◆ **PROVIDED DATA**
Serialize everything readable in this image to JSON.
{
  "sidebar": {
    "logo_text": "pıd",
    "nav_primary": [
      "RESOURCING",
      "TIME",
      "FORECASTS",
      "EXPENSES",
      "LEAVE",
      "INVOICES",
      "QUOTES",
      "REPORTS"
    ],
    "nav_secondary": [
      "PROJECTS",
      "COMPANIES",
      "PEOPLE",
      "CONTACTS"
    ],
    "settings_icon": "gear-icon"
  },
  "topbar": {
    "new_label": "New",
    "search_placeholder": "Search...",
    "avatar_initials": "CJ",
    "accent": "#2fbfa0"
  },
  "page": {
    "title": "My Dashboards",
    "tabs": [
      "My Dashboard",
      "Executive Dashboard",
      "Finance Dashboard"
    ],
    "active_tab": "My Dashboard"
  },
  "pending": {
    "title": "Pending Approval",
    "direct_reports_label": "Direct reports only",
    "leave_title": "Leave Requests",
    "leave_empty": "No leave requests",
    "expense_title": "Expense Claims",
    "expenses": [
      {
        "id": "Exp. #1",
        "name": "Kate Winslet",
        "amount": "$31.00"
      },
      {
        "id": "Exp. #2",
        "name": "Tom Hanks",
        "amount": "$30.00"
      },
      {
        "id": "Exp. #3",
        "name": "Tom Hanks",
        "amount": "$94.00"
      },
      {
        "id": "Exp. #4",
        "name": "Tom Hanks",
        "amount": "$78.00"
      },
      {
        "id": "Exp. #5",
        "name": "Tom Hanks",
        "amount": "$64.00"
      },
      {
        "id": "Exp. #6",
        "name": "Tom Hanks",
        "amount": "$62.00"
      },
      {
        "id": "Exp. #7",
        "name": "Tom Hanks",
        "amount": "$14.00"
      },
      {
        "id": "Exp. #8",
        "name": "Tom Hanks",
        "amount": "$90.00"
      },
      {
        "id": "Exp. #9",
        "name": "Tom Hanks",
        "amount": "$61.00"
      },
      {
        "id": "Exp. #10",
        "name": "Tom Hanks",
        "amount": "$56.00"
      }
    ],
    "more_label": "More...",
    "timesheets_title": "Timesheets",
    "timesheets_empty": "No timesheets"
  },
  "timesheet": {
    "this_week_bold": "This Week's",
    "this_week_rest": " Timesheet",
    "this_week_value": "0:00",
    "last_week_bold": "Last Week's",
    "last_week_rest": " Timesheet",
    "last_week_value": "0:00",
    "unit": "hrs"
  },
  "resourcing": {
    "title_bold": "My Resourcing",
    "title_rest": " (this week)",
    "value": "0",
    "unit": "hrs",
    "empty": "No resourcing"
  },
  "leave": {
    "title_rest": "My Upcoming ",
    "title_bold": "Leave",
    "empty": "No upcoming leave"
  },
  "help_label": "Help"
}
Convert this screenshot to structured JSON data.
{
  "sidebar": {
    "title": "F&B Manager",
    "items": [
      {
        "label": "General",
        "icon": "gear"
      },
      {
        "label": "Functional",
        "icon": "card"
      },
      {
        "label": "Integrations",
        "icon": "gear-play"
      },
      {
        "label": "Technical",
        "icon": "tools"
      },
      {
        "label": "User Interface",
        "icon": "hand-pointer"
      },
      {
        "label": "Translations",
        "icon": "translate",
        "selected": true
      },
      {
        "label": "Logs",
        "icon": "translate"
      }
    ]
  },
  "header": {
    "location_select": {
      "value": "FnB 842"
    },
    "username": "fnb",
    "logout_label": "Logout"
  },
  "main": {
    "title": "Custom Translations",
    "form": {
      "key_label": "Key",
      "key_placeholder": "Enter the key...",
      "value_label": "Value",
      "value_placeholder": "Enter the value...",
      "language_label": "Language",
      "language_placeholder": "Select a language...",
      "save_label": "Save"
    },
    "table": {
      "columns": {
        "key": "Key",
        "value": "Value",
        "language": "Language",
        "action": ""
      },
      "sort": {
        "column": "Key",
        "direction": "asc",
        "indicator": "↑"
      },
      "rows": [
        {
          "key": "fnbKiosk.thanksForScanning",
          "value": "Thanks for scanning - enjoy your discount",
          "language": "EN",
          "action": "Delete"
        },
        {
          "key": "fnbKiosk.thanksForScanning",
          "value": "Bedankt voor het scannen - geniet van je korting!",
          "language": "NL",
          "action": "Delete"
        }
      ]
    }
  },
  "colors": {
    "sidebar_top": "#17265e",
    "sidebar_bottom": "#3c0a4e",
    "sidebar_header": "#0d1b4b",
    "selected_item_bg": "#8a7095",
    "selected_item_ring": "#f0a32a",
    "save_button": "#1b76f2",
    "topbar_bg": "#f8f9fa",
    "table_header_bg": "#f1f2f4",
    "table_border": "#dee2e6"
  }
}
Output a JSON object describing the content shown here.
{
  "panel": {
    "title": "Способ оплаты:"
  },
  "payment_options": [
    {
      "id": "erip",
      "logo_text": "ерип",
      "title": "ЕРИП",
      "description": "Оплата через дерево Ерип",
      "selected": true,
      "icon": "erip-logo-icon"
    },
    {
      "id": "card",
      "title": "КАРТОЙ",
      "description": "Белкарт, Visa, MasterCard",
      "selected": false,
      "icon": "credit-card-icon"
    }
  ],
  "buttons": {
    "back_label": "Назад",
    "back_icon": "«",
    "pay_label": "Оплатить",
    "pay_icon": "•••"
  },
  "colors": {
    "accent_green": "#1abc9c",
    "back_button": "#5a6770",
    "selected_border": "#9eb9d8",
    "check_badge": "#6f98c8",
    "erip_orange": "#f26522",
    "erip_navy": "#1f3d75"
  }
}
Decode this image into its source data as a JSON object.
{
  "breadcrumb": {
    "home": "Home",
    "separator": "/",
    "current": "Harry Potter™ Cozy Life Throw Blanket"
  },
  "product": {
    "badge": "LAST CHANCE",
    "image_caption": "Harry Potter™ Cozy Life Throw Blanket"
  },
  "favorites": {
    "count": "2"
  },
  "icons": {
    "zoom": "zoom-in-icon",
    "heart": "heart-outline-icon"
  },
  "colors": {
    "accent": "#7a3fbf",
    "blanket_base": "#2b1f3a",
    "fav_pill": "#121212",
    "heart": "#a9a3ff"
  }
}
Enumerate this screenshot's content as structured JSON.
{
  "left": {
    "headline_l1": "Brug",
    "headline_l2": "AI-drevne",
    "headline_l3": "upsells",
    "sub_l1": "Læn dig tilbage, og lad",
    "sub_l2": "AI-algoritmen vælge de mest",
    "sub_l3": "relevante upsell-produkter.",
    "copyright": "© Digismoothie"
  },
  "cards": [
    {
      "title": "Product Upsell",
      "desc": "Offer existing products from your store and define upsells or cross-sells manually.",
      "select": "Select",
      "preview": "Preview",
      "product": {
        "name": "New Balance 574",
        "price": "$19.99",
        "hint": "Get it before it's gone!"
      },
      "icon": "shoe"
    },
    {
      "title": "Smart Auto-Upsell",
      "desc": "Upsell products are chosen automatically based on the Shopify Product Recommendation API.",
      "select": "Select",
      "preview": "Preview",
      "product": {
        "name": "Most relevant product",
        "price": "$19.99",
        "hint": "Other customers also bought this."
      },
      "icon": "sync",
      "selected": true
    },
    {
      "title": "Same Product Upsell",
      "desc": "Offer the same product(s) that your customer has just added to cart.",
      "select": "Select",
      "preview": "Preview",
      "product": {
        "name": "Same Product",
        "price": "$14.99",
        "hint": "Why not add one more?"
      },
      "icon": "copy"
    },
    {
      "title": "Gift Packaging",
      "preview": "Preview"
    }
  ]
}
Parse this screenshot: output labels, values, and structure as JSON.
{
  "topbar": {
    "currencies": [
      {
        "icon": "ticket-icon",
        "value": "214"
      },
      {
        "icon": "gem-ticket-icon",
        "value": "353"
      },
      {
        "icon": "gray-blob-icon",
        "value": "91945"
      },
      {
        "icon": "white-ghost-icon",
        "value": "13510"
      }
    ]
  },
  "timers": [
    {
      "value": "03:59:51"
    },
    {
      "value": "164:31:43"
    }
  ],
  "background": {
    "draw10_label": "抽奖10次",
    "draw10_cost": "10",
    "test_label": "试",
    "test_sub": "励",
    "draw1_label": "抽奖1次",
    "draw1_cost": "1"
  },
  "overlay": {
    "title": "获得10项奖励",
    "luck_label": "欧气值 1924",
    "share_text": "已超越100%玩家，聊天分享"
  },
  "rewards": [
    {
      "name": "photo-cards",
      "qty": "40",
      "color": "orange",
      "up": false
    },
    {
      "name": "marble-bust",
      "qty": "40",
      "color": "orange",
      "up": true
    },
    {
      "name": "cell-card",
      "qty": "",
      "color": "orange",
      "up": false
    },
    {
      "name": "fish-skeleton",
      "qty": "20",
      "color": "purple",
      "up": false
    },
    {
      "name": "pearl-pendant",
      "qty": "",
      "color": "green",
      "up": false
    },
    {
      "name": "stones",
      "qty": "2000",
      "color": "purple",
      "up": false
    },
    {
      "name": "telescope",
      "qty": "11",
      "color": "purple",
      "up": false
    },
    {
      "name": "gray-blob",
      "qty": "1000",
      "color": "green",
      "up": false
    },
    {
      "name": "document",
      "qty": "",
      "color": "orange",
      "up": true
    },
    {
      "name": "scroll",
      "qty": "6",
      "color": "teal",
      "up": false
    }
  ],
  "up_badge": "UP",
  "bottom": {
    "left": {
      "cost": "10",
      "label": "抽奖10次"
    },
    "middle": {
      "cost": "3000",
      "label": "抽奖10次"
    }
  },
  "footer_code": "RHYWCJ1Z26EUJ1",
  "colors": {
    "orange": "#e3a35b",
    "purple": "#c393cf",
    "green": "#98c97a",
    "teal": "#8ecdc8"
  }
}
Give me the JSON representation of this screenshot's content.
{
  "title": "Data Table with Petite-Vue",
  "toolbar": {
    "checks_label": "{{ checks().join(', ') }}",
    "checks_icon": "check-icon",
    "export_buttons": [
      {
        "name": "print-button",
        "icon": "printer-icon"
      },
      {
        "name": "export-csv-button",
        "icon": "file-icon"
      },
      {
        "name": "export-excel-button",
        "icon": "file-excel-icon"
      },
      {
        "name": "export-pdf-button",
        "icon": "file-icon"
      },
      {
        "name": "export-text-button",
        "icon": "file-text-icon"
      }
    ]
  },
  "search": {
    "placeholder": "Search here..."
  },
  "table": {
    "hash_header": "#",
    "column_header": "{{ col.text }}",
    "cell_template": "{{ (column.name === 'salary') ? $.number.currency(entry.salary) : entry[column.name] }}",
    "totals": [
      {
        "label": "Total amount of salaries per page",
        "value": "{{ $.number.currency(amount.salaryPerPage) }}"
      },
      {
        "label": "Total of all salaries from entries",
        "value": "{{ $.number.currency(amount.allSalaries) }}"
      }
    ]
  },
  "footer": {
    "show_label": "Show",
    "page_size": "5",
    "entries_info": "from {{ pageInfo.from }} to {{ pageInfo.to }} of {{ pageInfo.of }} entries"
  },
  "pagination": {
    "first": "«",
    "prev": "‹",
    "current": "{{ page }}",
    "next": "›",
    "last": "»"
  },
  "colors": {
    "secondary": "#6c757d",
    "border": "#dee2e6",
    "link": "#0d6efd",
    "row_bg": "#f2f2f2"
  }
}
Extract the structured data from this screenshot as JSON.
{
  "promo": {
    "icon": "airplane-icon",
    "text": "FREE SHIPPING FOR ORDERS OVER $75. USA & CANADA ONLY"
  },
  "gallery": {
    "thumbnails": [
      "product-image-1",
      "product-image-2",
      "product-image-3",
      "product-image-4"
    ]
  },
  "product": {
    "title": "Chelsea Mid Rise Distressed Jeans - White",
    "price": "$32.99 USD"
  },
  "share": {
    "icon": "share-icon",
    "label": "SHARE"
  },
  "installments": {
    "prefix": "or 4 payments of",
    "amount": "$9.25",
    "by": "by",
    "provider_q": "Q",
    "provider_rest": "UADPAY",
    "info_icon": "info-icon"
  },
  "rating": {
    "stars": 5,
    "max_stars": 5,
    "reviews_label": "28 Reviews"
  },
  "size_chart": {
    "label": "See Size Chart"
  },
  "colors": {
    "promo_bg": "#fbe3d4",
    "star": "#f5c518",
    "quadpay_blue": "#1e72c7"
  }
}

◆ **EXERCISE BRIEF**
Give only the number of lines in the preceding material that contain the string "Harry".

◆ **IN RESPONSE**
2